Copy whichever lines contain the string "this".

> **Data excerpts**
----

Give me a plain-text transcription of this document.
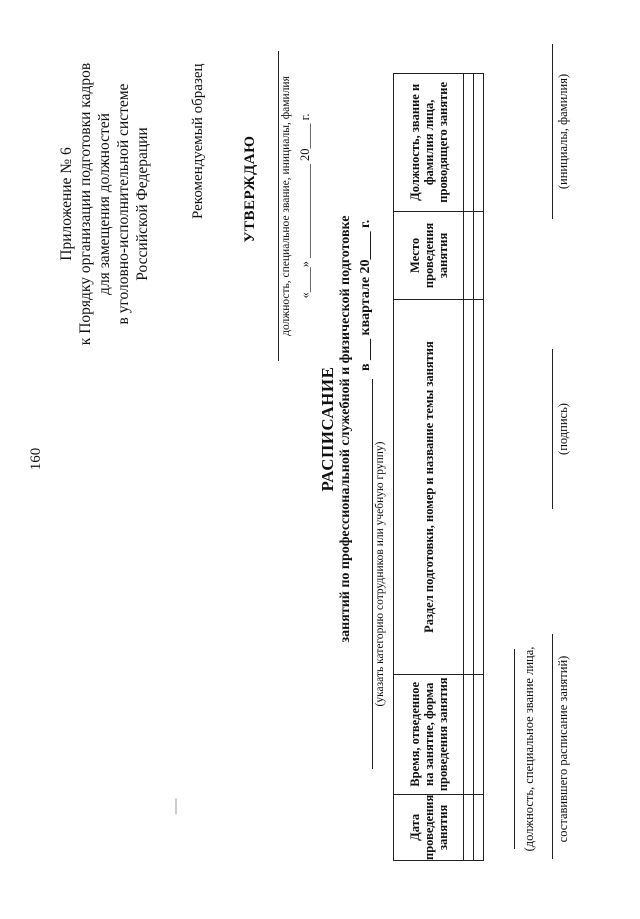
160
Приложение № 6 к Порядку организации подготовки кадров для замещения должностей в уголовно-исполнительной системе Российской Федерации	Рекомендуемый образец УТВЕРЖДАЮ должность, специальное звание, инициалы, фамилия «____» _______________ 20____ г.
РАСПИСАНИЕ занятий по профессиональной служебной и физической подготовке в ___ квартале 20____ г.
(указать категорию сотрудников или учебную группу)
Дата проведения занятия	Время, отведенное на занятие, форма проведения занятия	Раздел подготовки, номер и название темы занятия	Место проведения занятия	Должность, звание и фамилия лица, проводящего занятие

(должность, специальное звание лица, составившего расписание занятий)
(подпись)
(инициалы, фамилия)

----

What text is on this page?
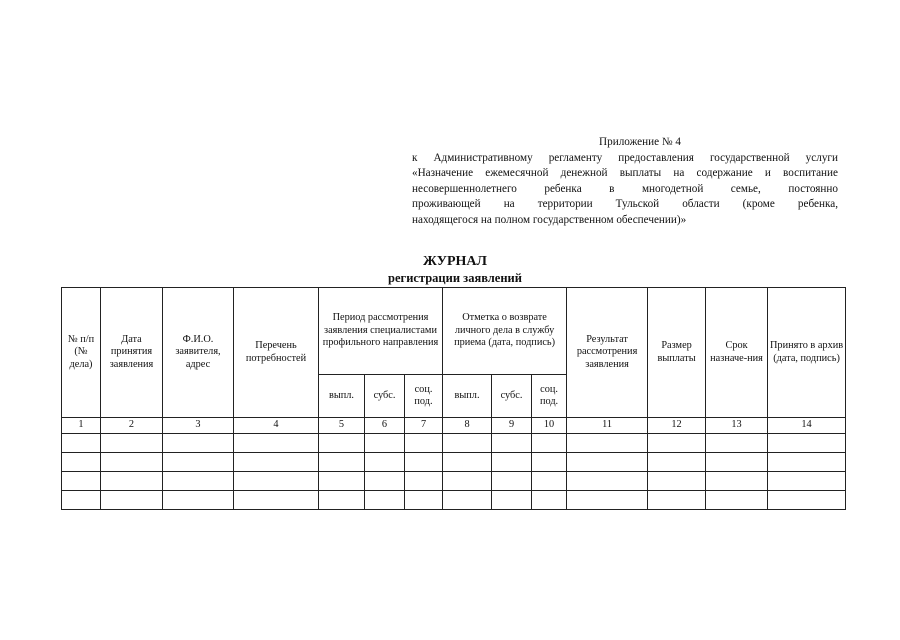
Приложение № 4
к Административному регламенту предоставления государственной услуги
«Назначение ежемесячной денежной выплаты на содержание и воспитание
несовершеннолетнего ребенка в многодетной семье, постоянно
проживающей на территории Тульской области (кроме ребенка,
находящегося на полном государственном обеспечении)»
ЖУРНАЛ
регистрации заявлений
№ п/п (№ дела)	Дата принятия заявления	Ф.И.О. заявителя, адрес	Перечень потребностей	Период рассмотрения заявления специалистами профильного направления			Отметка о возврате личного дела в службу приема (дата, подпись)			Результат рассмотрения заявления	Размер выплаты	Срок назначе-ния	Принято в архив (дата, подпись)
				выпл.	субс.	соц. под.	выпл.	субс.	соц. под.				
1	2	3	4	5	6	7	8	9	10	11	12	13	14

----

> **SOLUTION**
Give me a plain-text transcription of this document.
What text is on this page?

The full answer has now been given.